Task to carry out: Pick out each line of the records that includes the string "this", and copy it.

• • • • •

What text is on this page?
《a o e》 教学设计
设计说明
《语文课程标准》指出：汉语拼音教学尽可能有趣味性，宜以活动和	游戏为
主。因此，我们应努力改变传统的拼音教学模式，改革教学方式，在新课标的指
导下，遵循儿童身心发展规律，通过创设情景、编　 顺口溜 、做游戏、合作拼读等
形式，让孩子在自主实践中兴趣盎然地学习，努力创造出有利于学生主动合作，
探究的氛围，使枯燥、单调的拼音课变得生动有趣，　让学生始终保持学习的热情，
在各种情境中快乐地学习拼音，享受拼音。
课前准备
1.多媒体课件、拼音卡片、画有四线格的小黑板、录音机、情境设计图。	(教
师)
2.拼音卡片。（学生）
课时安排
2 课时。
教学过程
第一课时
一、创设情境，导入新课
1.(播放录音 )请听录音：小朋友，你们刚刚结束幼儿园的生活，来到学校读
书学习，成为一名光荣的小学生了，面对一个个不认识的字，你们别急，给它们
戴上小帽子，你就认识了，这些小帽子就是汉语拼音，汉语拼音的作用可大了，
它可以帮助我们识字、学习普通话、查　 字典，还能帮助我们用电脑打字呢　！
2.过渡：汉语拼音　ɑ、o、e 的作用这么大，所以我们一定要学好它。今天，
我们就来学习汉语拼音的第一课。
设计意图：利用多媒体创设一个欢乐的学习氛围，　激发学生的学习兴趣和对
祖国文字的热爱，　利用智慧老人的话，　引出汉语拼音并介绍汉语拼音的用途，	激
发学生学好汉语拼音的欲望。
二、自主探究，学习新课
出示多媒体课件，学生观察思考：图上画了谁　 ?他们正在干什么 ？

• • • • •

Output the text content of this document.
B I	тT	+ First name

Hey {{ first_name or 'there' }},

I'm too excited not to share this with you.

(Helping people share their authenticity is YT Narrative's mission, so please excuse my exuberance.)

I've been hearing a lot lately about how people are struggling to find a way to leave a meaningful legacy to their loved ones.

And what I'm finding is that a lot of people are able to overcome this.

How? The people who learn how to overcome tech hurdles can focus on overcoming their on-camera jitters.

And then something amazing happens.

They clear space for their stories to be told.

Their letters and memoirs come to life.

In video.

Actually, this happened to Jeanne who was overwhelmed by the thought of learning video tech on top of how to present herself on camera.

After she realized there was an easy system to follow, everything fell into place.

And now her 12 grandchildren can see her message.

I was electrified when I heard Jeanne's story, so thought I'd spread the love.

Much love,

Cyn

• • • • •

The solution:
What text is on this page?
Output the text content of this document.
I'm too excited not to share this with you.
And what I'm finding is that a lot of people are able to overcome this.
Actually, this happened to Jeanne who was overwhelmed by the thought of learning video tech on top of how to present herself on camera.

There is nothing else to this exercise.